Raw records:

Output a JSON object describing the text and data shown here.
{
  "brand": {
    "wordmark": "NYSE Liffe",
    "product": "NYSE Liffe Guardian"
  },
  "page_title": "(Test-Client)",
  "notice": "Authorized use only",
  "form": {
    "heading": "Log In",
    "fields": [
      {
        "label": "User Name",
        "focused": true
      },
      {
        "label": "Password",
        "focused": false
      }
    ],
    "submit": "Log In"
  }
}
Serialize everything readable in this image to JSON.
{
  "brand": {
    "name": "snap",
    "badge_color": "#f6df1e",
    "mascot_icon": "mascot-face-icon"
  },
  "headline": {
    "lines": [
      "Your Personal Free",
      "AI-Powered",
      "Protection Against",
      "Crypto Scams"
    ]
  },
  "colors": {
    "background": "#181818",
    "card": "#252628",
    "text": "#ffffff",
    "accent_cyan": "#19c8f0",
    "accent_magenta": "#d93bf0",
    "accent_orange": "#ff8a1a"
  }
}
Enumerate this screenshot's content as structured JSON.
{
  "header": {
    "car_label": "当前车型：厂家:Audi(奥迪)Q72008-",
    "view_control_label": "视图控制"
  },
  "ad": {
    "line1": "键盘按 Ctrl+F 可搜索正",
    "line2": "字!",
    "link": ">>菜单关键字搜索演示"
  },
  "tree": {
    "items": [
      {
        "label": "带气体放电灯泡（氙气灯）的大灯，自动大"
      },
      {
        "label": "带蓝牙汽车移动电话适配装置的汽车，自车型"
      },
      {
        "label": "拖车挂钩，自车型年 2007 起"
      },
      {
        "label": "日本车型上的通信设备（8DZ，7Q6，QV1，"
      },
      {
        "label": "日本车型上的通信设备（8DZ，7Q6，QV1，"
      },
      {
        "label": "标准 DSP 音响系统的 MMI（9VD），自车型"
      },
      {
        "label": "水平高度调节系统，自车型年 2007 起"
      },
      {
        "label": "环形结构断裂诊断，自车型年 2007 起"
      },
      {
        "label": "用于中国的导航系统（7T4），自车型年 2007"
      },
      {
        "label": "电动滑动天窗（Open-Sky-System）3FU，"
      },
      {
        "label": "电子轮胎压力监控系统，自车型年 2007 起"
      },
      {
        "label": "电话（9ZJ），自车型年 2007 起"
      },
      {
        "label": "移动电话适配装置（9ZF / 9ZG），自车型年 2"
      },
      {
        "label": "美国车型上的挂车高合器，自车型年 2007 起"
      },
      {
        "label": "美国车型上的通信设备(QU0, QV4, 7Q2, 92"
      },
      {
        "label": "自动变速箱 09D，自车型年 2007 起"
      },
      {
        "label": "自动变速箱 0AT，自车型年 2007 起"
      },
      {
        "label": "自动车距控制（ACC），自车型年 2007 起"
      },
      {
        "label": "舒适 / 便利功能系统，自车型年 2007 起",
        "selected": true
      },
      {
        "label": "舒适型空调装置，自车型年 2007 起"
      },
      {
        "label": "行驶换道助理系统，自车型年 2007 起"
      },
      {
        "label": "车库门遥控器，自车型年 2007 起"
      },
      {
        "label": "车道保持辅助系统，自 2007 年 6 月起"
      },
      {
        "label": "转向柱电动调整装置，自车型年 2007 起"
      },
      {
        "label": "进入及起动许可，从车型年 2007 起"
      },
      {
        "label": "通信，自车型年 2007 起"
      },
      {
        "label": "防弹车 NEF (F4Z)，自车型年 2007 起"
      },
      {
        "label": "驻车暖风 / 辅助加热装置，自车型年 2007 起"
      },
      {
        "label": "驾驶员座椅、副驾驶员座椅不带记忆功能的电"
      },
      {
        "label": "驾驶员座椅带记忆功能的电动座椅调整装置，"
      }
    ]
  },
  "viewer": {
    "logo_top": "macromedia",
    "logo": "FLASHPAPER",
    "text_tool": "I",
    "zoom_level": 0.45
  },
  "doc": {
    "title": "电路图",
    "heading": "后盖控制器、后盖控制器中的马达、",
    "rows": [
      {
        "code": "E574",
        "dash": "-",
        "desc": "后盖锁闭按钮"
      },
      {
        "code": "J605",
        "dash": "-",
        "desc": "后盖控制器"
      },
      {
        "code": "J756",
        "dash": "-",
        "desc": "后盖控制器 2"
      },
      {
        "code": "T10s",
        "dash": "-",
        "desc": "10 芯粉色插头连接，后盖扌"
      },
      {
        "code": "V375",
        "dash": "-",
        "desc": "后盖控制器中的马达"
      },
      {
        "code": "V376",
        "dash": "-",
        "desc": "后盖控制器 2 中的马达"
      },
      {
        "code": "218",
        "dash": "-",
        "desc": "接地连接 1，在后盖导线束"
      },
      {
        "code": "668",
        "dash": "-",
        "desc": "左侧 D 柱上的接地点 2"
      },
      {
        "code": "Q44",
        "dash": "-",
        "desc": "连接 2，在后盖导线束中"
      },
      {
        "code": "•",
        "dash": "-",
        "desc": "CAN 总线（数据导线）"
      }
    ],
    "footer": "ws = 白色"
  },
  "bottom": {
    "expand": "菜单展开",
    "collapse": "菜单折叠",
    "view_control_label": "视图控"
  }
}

What the task requires = For the entries above, count the lines that contain the string "NYSE", and state that number without further comment.

Exercise solution = 2